→ Data supplied:
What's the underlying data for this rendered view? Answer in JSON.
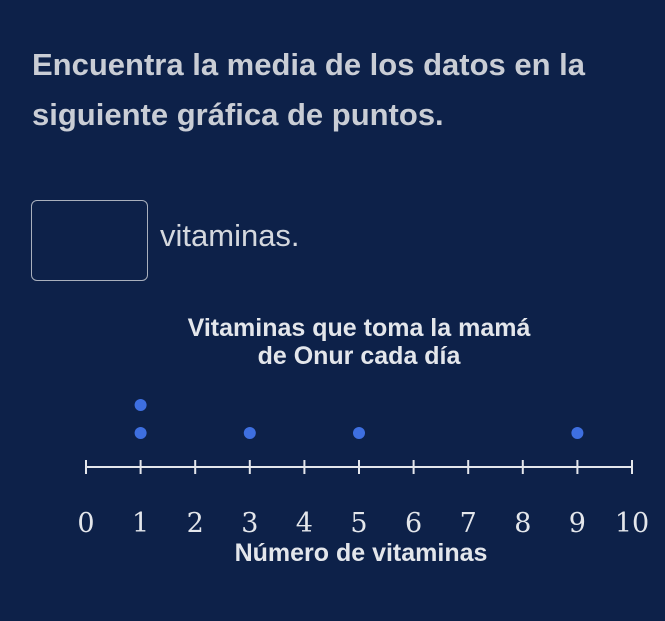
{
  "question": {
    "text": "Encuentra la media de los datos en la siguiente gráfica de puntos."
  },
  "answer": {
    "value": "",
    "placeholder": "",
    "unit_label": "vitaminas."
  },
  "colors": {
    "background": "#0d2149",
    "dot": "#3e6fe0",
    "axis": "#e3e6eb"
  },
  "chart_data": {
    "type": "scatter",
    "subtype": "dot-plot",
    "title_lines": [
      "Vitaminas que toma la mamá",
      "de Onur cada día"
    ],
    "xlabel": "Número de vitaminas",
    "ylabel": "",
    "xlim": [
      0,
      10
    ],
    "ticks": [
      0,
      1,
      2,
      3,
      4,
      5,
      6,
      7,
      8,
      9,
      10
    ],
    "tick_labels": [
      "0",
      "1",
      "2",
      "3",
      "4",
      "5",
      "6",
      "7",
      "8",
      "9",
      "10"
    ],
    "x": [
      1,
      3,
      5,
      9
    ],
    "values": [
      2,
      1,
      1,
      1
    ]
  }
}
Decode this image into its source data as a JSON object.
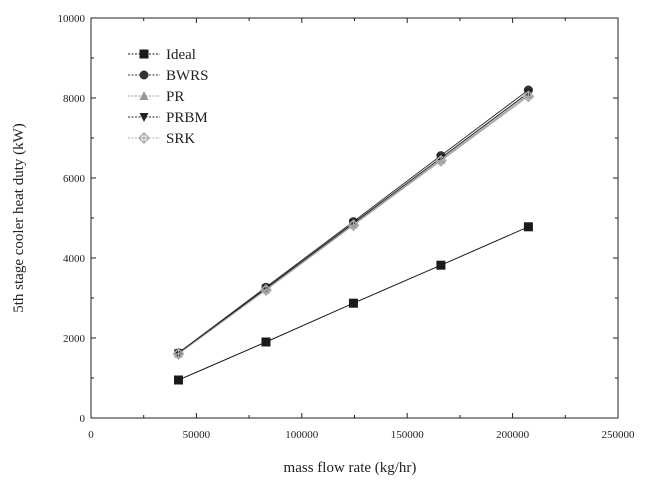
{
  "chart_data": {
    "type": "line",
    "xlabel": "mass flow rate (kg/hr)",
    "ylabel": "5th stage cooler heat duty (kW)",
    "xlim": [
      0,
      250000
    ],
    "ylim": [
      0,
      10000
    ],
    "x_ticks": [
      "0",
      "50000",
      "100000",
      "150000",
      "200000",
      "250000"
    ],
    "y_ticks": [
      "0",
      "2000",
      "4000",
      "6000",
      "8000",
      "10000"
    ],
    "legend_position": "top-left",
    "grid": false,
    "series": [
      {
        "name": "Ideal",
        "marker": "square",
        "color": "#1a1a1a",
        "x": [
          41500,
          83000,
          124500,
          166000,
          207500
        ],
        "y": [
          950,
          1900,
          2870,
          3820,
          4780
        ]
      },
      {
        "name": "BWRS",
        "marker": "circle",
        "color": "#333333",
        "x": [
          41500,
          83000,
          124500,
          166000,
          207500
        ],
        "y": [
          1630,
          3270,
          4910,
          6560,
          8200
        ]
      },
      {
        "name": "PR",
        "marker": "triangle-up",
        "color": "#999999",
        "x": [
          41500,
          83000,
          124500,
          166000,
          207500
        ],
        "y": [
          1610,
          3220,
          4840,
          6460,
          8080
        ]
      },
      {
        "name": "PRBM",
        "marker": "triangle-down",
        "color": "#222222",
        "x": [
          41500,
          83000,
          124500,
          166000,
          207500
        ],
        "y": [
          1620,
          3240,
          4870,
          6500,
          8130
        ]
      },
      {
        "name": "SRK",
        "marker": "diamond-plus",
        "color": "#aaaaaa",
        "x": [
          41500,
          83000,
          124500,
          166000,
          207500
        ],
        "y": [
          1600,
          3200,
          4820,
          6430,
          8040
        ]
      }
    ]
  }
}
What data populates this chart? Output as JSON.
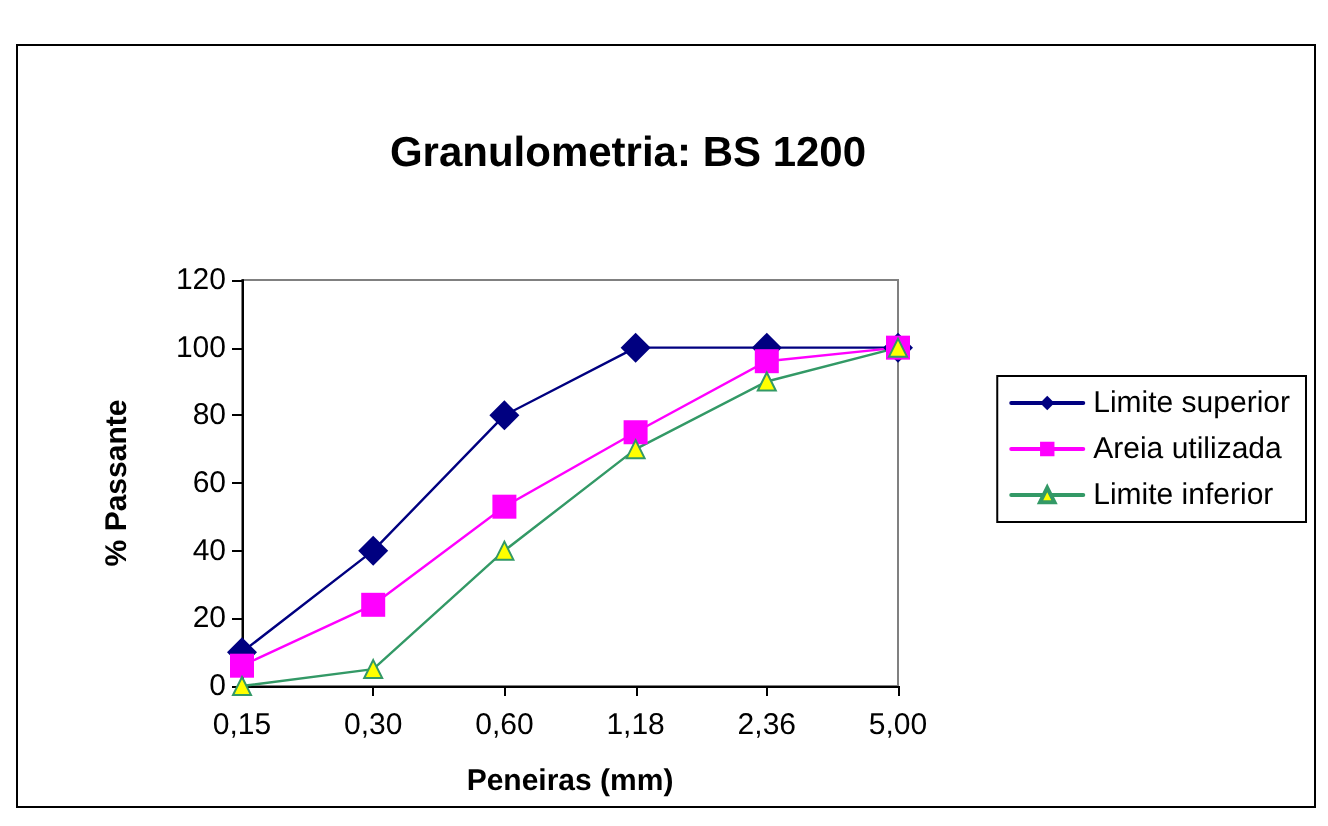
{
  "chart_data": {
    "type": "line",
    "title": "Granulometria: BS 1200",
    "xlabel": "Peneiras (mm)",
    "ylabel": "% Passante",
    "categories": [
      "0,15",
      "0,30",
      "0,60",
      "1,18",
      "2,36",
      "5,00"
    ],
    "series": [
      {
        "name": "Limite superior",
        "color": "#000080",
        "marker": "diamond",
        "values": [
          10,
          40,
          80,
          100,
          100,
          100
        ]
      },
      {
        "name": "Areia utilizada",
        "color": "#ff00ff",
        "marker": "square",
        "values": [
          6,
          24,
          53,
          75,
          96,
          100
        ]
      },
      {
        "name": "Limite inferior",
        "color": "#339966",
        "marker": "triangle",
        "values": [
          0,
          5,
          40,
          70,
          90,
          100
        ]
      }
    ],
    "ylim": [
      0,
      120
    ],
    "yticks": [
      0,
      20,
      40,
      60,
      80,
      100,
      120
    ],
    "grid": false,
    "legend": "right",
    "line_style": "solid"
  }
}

→ Problem description: Scan the listing above for the word "What" and copy every line that holds it.

→ The answer:
What's the underlying data for this rendered view? Answer in JSON.
What data populates this chart? Output as JSON.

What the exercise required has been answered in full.